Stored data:
* * * * *

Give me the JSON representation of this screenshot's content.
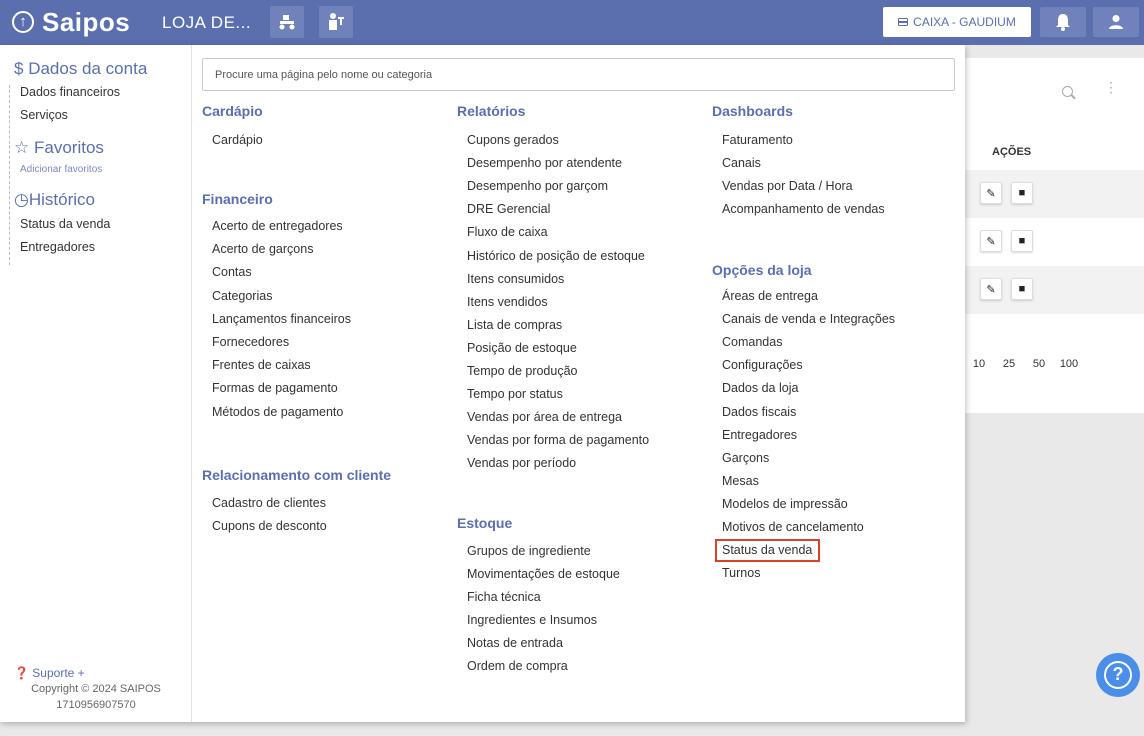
{
  "topbar": {
    "brand": "Saipos",
    "store": "LOJA DE...",
    "caixa": "CAIXA - GAUDIUM"
  },
  "search": {
    "placeholder": "Procure uma página pelo nome ou categoria"
  },
  "sidebar": {
    "account": {
      "title": "Dados da conta",
      "items": [
        "Dados financeiros",
        "Serviços"
      ]
    },
    "favorites": {
      "title": "Favoritos",
      "add": "Adicionar favoritos"
    },
    "history": {
      "title": "Histórico",
      "items": [
        "Status da venda",
        "Entregadores"
      ]
    },
    "support": "Suporte +",
    "copyright": "Copyright © 2024 SAIPOS",
    "build": "1710956907570"
  },
  "columns": {
    "cardapio": {
      "title": "Cardápio",
      "items": [
        "Cardápio"
      ]
    },
    "financeiro": {
      "title": "Financeiro",
      "items": [
        "Acerto de entregadores",
        "Acerto de garçons",
        "Contas",
        "Categorias",
        "Lançamentos financeiros",
        "Fornecedores",
        "Frentes de caixas",
        "Formas de pagamento",
        "Métodos de pagamento"
      ]
    },
    "relacionamento": {
      "title": "Relacionamento com cliente",
      "items": [
        "Cadastro de clientes",
        "Cupons de desconto"
      ]
    },
    "relatorios": {
      "title": "Relatórios",
      "items": [
        "Cupons gerados",
        "Desempenho por atendente",
        "Desempenho por garçom",
        "DRE Gerencial",
        "Fluxo de caixa",
        "Histórico de posição de estoque",
        "Itens consumidos",
        "Itens vendidos",
        "Lista de compras",
        "Posição de estoque",
        "Tempo de produção",
        "Tempo por status",
        "Vendas por área de entrega",
        "Vendas por forma de pagamento",
        "Vendas por período"
      ]
    },
    "estoque": {
      "title": "Estoque",
      "items": [
        "Grupos de ingrediente",
        "Movimentações de estoque",
        "Ficha técnica",
        "Ingredientes e Insumos",
        "Notas de entrada",
        "Ordem de compra"
      ]
    },
    "dashboards": {
      "title": "Dashboards",
      "items": [
        "Faturamento",
        "Canais",
        "Vendas por Data / Hora",
        "Acompanhamento de vendas"
      ]
    },
    "opcoes": {
      "title": "Opções da loja",
      "items": [
        "Áreas de entrega",
        "Canais de venda e Integrações",
        "Comandas",
        "Configurações",
        "Dados da loja",
        "Dados fiscais",
        "Entregadores",
        "Garçons",
        "Mesas",
        "Modelos de impressão",
        "Motivos de cancelamento",
        "Status da venda",
        "Turnos"
      ]
    }
  },
  "background": {
    "acoes": "AÇÕES",
    "pager": [
      "10",
      "25",
      "50",
      "100"
    ]
  },
  "colors": {
    "primary": "#5b6fae",
    "highlight": "#d9412b",
    "help": "#4a8ee8"
  }
}
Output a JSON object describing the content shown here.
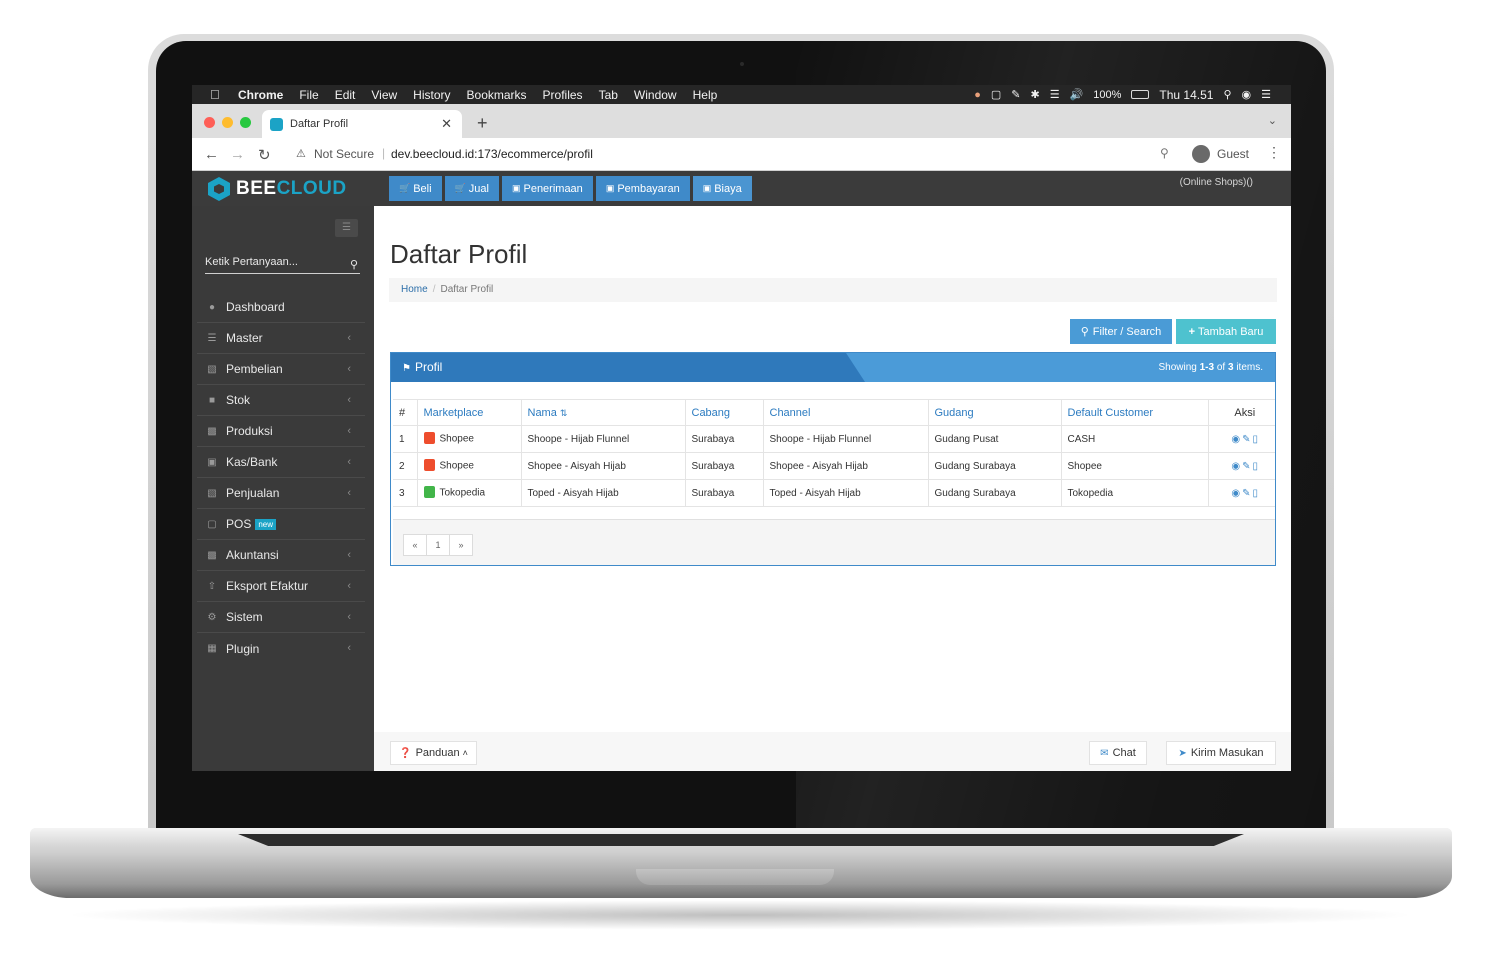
{
  "mac_menu": {
    "items": [
      "Chrome",
      "File",
      "Edit",
      "View",
      "History",
      "Bookmarks",
      "Profiles",
      "Tab",
      "Window",
      "Help"
    ],
    "battery": "100%",
    "clock": "Thu 14.51"
  },
  "browser": {
    "tab_title": "Daftar Profil",
    "not_secure": "Not Secure",
    "url": "dev.beecloud.id:173/ecommerce/profil",
    "profile": "Guest"
  },
  "app": {
    "logo_part1": "BEE",
    "logo_part2": "CLOUD",
    "topnav": [
      "Beli",
      "Jual",
      "Penerimaan",
      "Pembayaran",
      "Biaya"
    ],
    "online_shops": "(Online Shops)()"
  },
  "sidebar": {
    "search_placeholder": "Ketik Pertanyaan...",
    "items": [
      {
        "label": "Dashboard",
        "icon": "dashboard-icon",
        "chevron": false
      },
      {
        "label": "Master",
        "icon": "database-icon",
        "chevron": true
      },
      {
        "label": "Pembelian",
        "icon": "cart-icon",
        "chevron": true
      },
      {
        "label": "Stok",
        "icon": "box-icon",
        "chevron": true
      },
      {
        "label": "Produksi",
        "icon": "bar-chart-icon",
        "chevron": true
      },
      {
        "label": "Kas/Bank",
        "icon": "money-icon",
        "chevron": true
      },
      {
        "label": "Penjualan",
        "icon": "cart-icon",
        "chevron": true
      },
      {
        "label": "POS",
        "icon": "monitor-icon",
        "chevron": false,
        "badge": "new"
      },
      {
        "label": "Akuntansi",
        "icon": "chart-icon",
        "chevron": true
      },
      {
        "label": "Eksport Efaktur",
        "icon": "upload-icon",
        "chevron": true
      },
      {
        "label": "Sistem",
        "icon": "cogs-icon",
        "chevron": true
      },
      {
        "label": "Plugin",
        "icon": "puzzle-icon",
        "chevron": true
      }
    ]
  },
  "page": {
    "title": "Daftar Profil",
    "breadcrumb_home": "Home",
    "breadcrumb_current": "Daftar Profil",
    "filter_button": "Filter / Search",
    "add_button": "Tambah Baru"
  },
  "panel": {
    "title": "Profil",
    "showing_prefix": "Showing ",
    "showing_range": "1-3",
    "showing_mid": " of ",
    "showing_total": "3",
    "showing_suffix": " items."
  },
  "table": {
    "headers": [
      "#",
      "Marketplace",
      "Nama",
      "Cabang",
      "Channel",
      "Gudang",
      "Default Customer",
      "Aksi"
    ],
    "rows": [
      {
        "no": "1",
        "marketplace": "Shopee",
        "nama": "Shoope - Hijab Flunnel",
        "cabang": "Surabaya",
        "channel": "Shoope - Hijab Flunnel",
        "gudang": "Gudang Pusat",
        "customer": "CASH"
      },
      {
        "no": "2",
        "marketplace": "Shopee",
        "nama": "Shopee - Aisyah Hijab",
        "cabang": "Surabaya",
        "channel": "Shopee - Aisyah Hijab",
        "gudang": "Gudang Surabaya",
        "customer": "Shopee"
      },
      {
        "no": "3",
        "marketplace": "Tokopedia",
        "nama": "Toped - Aisyah Hijab",
        "cabang": "Surabaya",
        "channel": "Toped - Aisyah Hijab",
        "gudang": "Gudang Surabaya",
        "customer": "Tokopedia"
      }
    ]
  },
  "pagination": {
    "prev": "«",
    "page": "1",
    "next": "»"
  },
  "footer": {
    "guide": "Panduan",
    "chat": "Chat",
    "feedback": "Kirim Masukan"
  },
  "colors": {
    "brand": "#1ba3c6",
    "primary": "#3f8ac9",
    "shopee": "#ee4d2d",
    "tokopedia": "#42b549"
  }
}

* * * * *

■ What to produce
Pick out every line of the listing containing the word "Toped", and show those lines.

■ Answer to this exercise
        "nama": "Toped - Aisyah Hijab",
        "channel": "Toped - Aisyah Hijab",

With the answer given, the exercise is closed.